DATASET EXTRACT »
== == ==
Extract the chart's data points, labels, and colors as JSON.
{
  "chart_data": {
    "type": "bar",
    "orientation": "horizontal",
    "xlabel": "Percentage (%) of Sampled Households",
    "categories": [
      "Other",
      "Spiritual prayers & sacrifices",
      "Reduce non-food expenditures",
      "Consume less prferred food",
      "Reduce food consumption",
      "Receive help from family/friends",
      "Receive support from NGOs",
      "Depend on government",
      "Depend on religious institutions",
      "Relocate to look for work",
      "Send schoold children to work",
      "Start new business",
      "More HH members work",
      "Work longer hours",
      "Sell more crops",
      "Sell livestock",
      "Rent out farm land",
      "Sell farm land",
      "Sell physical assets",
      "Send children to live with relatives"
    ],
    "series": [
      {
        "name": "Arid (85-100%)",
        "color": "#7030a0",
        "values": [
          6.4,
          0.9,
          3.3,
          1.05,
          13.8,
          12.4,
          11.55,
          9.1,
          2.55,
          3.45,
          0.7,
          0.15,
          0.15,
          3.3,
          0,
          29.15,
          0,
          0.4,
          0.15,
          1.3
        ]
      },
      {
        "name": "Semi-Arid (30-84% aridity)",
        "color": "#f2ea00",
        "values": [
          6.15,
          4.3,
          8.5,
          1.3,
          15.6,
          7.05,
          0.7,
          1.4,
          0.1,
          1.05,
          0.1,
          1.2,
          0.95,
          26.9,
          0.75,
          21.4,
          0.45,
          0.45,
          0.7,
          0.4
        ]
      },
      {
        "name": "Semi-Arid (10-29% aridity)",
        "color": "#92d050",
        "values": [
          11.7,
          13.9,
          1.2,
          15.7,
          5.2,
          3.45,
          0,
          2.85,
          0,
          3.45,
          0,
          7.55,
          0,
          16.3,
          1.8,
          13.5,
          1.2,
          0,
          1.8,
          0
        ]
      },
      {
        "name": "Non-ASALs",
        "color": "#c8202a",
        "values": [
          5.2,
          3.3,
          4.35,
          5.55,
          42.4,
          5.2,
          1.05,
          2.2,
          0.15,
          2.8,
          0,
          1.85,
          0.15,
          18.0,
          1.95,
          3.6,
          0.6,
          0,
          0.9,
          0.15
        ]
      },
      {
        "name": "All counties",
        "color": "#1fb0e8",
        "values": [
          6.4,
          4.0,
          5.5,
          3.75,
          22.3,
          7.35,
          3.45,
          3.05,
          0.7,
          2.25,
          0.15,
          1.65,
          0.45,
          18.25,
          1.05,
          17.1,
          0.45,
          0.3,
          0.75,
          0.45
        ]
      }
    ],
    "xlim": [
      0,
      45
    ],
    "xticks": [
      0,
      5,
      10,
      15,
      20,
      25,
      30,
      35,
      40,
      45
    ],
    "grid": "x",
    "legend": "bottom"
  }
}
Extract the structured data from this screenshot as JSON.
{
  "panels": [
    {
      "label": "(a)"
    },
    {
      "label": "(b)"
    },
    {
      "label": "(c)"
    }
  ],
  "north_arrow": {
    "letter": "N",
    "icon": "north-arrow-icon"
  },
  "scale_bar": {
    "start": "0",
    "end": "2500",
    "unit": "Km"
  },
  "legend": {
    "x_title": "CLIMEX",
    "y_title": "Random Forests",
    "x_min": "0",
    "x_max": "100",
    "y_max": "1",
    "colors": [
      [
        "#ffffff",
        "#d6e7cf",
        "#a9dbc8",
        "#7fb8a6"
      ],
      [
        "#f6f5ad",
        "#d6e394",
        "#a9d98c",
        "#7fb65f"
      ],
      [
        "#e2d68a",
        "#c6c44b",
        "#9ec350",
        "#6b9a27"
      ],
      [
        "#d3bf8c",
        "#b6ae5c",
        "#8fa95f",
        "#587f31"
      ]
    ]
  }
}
== == ==
PROBLEM REQUIREMENTS » Find every line in the records above that contains the word "name", and copy each one.

RESULT FOR THIS TASK »
        "name": "Arid (85-100%)",
        "name": "Semi-Arid (30-84% aridity)",
        "name": "Semi-Arid (10-29% aridity)",
        "name": "Non-ASALs",
        "name": "All counties",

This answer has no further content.